Data extracted from a collection:
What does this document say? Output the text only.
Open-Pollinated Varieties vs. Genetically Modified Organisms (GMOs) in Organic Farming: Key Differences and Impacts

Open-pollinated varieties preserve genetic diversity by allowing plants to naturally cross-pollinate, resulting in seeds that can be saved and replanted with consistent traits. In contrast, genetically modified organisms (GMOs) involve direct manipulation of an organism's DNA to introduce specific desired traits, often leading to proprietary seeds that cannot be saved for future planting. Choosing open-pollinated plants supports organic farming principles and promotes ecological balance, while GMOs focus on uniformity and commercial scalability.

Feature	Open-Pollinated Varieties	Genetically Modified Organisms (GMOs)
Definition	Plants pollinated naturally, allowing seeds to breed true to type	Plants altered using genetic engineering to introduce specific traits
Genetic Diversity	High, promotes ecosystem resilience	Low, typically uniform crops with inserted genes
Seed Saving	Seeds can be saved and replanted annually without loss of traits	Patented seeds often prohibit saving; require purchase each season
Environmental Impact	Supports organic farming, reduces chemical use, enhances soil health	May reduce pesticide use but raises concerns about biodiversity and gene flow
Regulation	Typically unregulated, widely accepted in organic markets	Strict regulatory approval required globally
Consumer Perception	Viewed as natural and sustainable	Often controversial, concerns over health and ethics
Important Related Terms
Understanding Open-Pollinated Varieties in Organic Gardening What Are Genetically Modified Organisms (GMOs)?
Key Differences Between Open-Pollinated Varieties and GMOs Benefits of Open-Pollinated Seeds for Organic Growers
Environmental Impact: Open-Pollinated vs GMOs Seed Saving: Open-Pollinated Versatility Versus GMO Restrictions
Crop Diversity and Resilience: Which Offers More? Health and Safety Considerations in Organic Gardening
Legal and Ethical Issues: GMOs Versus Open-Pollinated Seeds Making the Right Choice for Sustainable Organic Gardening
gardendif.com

What is expected - Print all of the entries again, exactly as written.

Solution -
What does this document say? Output the text only.
Open-Pollinated Varieties vs. Genetically Modified Organisms (GMOs) in Organic Farming: Key Differences and Impacts

Open-pollinated varieties preserve genetic diversity by allowing plants to naturally cross-pollinate, resulting in seeds that can be saved and replanted with consistent traits. In contrast, genetically modified organisms (GMOs) involve direct manipulation of an organism's DNA to introduce specific desired traits, often leading to proprietary seeds that cannot be saved for future planting. Choosing open-pollinated plants supports organic farming principles and promotes ecological balance, while GMOs focus on uniformity and commercial scalability.

Feature	Open-Pollinated Varieties	Genetically Modified Organisms (GMOs)
Definition	Plants pollinated naturally, allowing seeds to breed true to type	Plants altered using genetic engineering to introduce specific traits
Genetic Diversity	High, promotes ecosystem resilience	Low, typically uniform crops with inserted genes
Seed Saving	Seeds can be saved and replanted annually without loss of traits	Patented seeds often prohibit saving; require purchase each season
Environmental Impact	Supports organic farming, reduces chemical use, enhances soil health	May reduce pesticide use but raises concerns about biodiversity and gene flow
Regulation	Typically unregulated, widely accepted in organic markets	Strict regulatory approval required globally
Consumer Perception	Viewed as natural and sustainable	Often controversial, concerns over health and ethics
Important Related Terms
Understanding Open-Pollinated Varieties in Organic Gardening What Are Genetically Modified Organisms (GMOs)?
Key Differences Between Open-Pollinated Varieties and GMOs Benefits of Open-Pollinated Seeds for Organic Growers
Environmental Impact: Open-Pollinated vs GMOs Seed Saving: Open-Pollinated Versatility Versus GMO Restrictions
Crop Diversity and Resilience: Which Offers More? Health and Safety Considerations in Organic Gardening
Legal and Ethical Issues: GMOs Versus Open-Pollinated Seeds Making the Right Choice for Sustainable Organic Gardening
gardendif.com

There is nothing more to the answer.